• PROBLEM TO WORK ON
Scan the lines below for "color"; report the number of lines that contain it, and only that.

++++++++

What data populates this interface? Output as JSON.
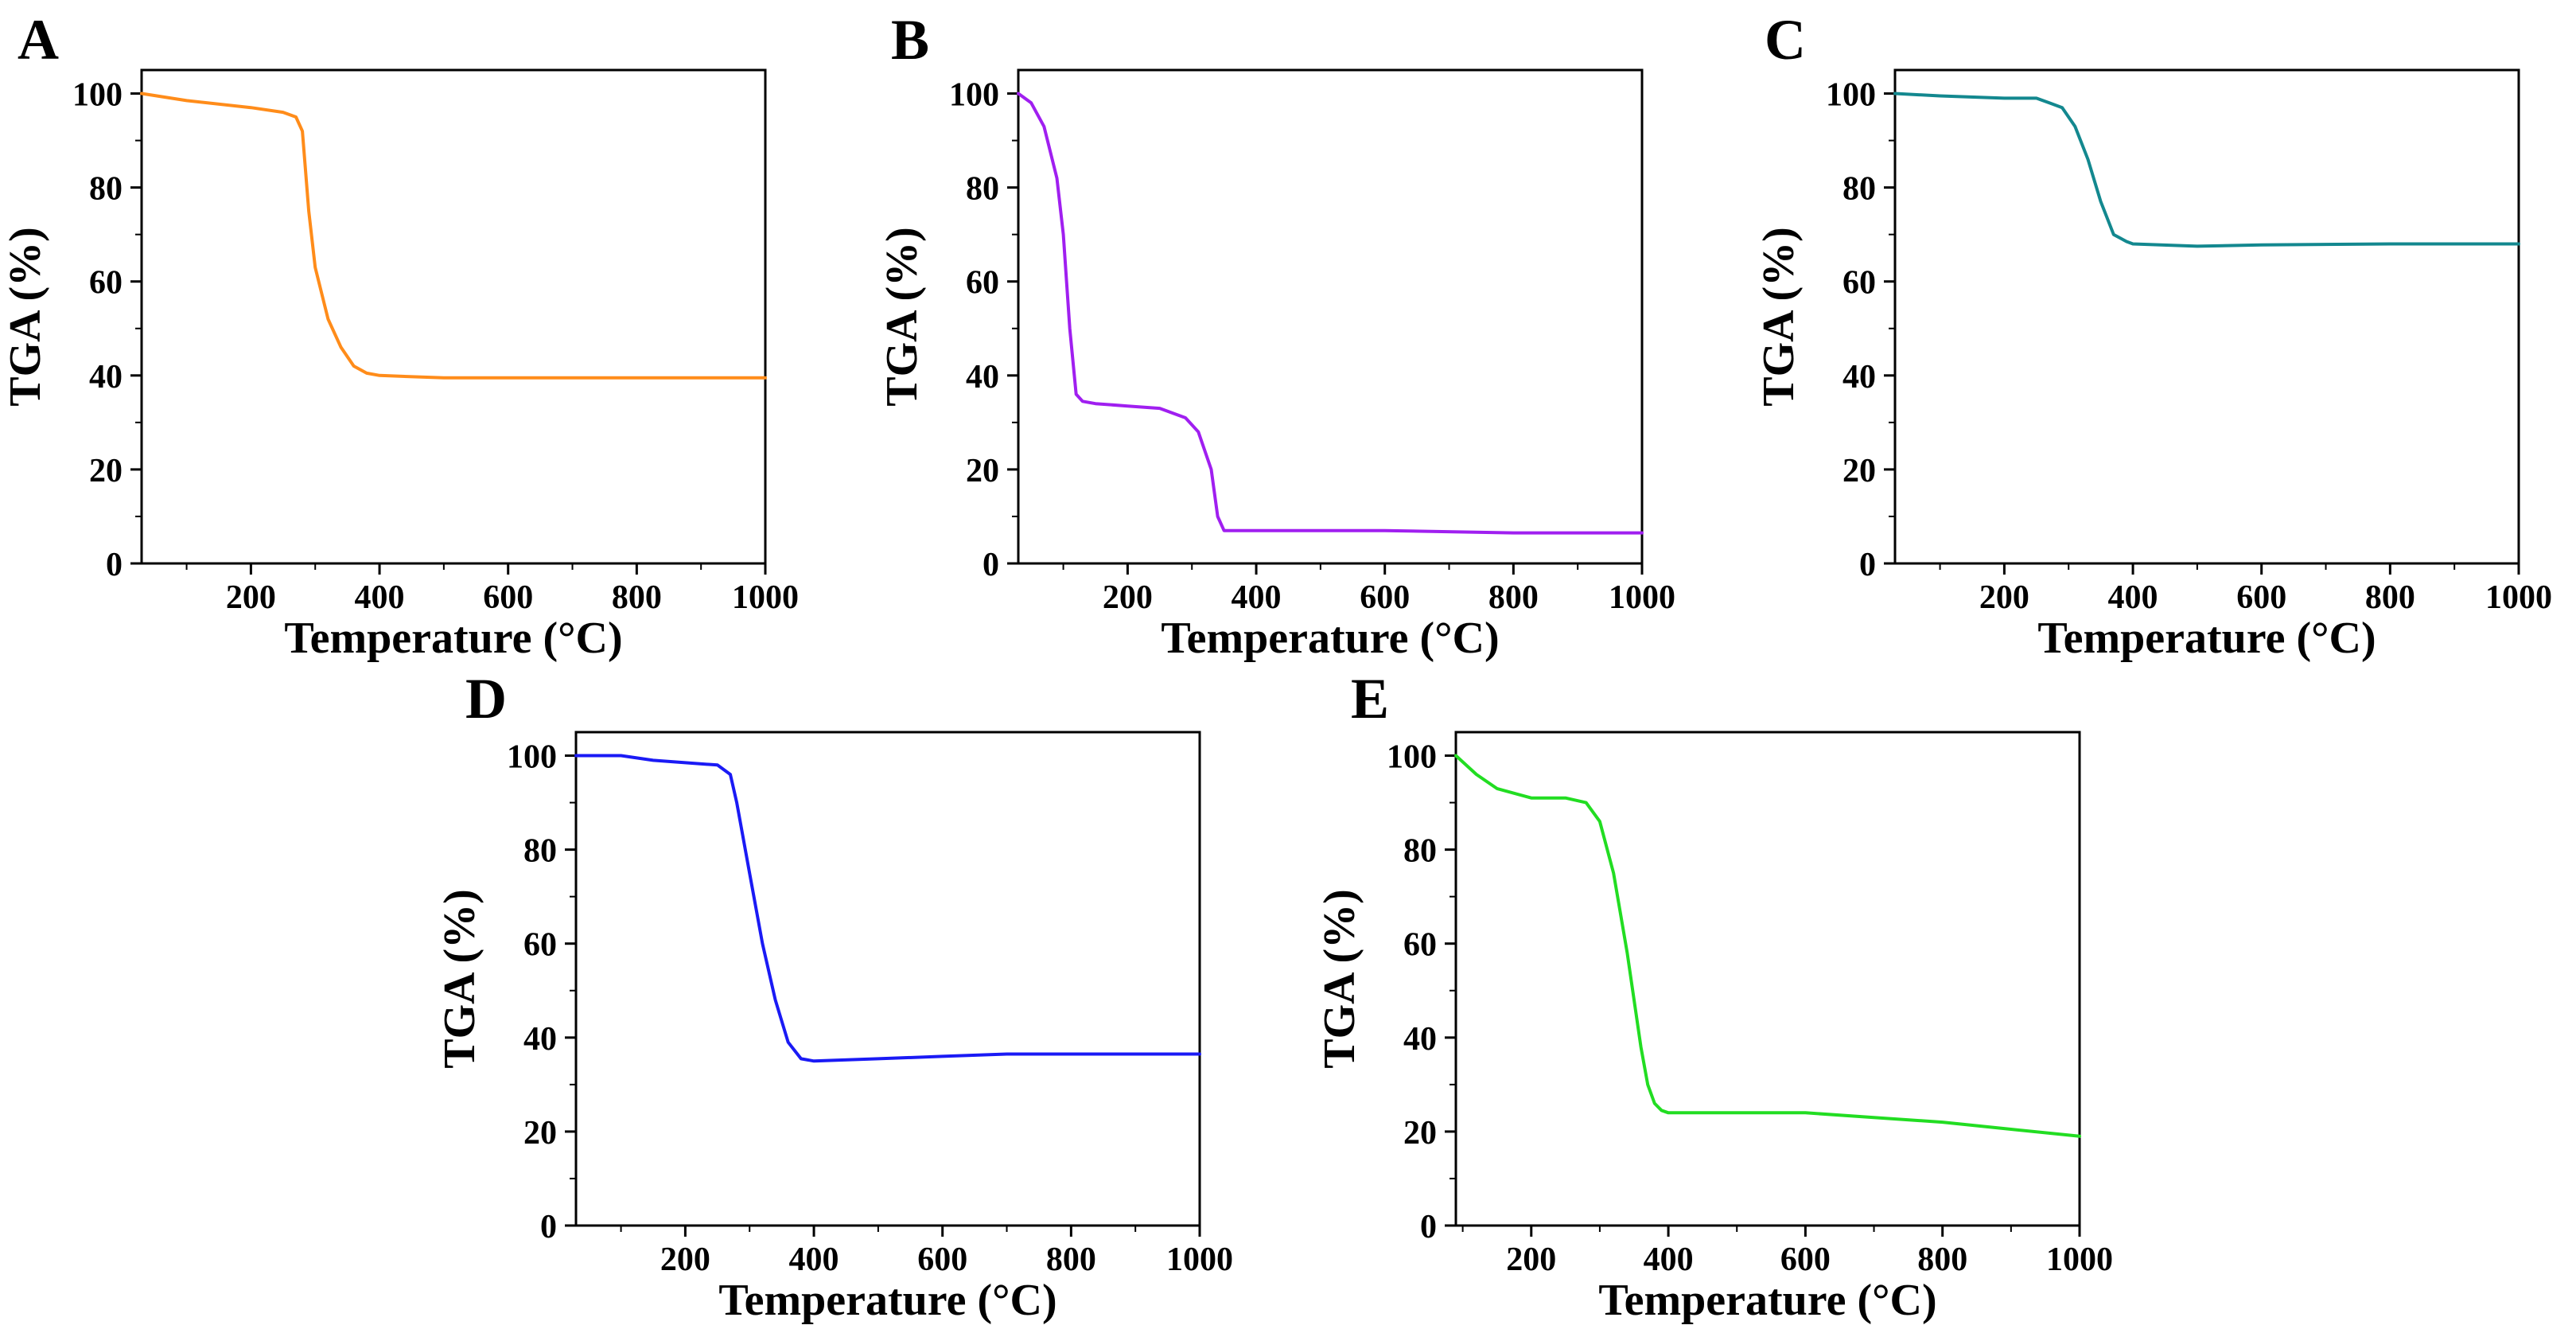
{
  "figure": {
    "panels": [
      "A",
      "B",
      "C",
      "D",
      "E"
    ]
  },
  "chart_data": [
    {
      "panel": "A",
      "type": "line",
      "title": "",
      "xlabel": "Temperature (°C)",
      "ylabel": "TGA (%)",
      "xlim": [
        30,
        1000
      ],
      "ylim": [
        0,
        105
      ],
      "xticks": [
        200,
        400,
        600,
        800,
        1000
      ],
      "yticks": [
        0,
        20,
        40,
        60,
        80,
        100
      ],
      "color": "#ff8c1a",
      "series": [
        {
          "name": "A",
          "x": [
            30,
            100,
            200,
            250,
            270,
            280,
            290,
            300,
            320,
            340,
            360,
            380,
            400,
            500,
            600,
            800,
            1000
          ],
          "y": [
            100,
            98.5,
            97,
            96,
            95,
            92,
            75,
            63,
            52,
            46,
            42,
            40.5,
            40,
            39.5,
            39.5,
            39.5,
            39.5
          ]
        }
      ]
    },
    {
      "panel": "B",
      "type": "line",
      "title": "",
      "xlabel": "Temperature (°C)",
      "ylabel": "TGA (%)",
      "xlim": [
        30,
        1000
      ],
      "ylim": [
        0,
        105
      ],
      "xticks": [
        200,
        400,
        600,
        800,
        1000
      ],
      "yticks": [
        0,
        20,
        40,
        60,
        80,
        100
      ],
      "color": "#a01ff0",
      "series": [
        {
          "name": "B",
          "x": [
            30,
            50,
            70,
            90,
            100,
            110,
            120,
            130,
            150,
            200,
            250,
            290,
            310,
            330,
            340,
            350,
            400,
            600,
            800,
            1000
          ],
          "y": [
            100,
            98,
            93,
            82,
            70,
            50,
            36,
            34.5,
            34,
            33.5,
            33,
            31,
            28,
            20,
            10,
            7,
            7,
            7,
            6.5,
            6.5
          ]
        }
      ]
    },
    {
      "panel": "C",
      "type": "line",
      "title": "",
      "xlabel": "Temperature (°C)",
      "ylabel": "TGA (%)",
      "xlim": [
        30,
        1000
      ],
      "ylim": [
        0,
        105
      ],
      "xticks": [
        200,
        400,
        600,
        800,
        1000
      ],
      "yticks": [
        0,
        20,
        40,
        60,
        80,
        100
      ],
      "color": "#13888f",
      "series": [
        {
          "name": "C",
          "x": [
            30,
            100,
            200,
            250,
            270,
            290,
            310,
            330,
            350,
            370,
            390,
            400,
            500,
            600,
            800,
            1000
          ],
          "y": [
            100,
            99.5,
            99,
            99,
            98,
            97,
            93,
            86,
            77,
            70,
            68.5,
            68,
            67.5,
            67.8,
            68,
            68
          ]
        }
      ]
    },
    {
      "panel": "D",
      "type": "line",
      "title": "",
      "xlabel": "Temperature (°C)",
      "ylabel": "TGA (%)",
      "xlim": [
        30,
        1000
      ],
      "ylim": [
        0,
        105
      ],
      "xticks": [
        200,
        400,
        600,
        800,
        1000
      ],
      "yticks": [
        0,
        20,
        40,
        60,
        80,
        100
      ],
      "color": "#1a1af5",
      "series": [
        {
          "name": "D",
          "x": [
            30,
            100,
            150,
            200,
            250,
            270,
            280,
            300,
            320,
            340,
            360,
            380,
            400,
            500,
            600,
            700,
            800,
            1000
          ],
          "y": [
            100,
            100,
            99,
            98.5,
            98,
            96,
            90,
            75,
            60,
            48,
            39,
            35.5,
            35,
            35.5,
            36,
            36.5,
            36.5,
            36.5
          ]
        }
      ]
    },
    {
      "panel": "E",
      "type": "line",
      "title": "",
      "xlabel": "Temperature (°C)",
      "ylabel": "TGA (%)",
      "xlim": [
        90,
        1000
      ],
      "ylim": [
        0,
        105
      ],
      "xticks": [
        200,
        400,
        600,
        800,
        1000
      ],
      "yticks": [
        0,
        20,
        40,
        60,
        80,
        100
      ],
      "color": "#22dd22",
      "series": [
        {
          "name": "E",
          "x": [
            90,
            120,
            150,
            200,
            250,
            280,
            300,
            320,
            340,
            360,
            370,
            380,
            390,
            400,
            500,
            600,
            700,
            800,
            900,
            1000
          ],
          "y": [
            100,
            96,
            93,
            91,
            91,
            90,
            86,
            75,
            58,
            38,
            30,
            26,
            24.5,
            24,
            24,
            24,
            23,
            22,
            20.5,
            19
          ]
        }
      ]
    }
  ]
}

++++++++

• TASK SOLUTION
5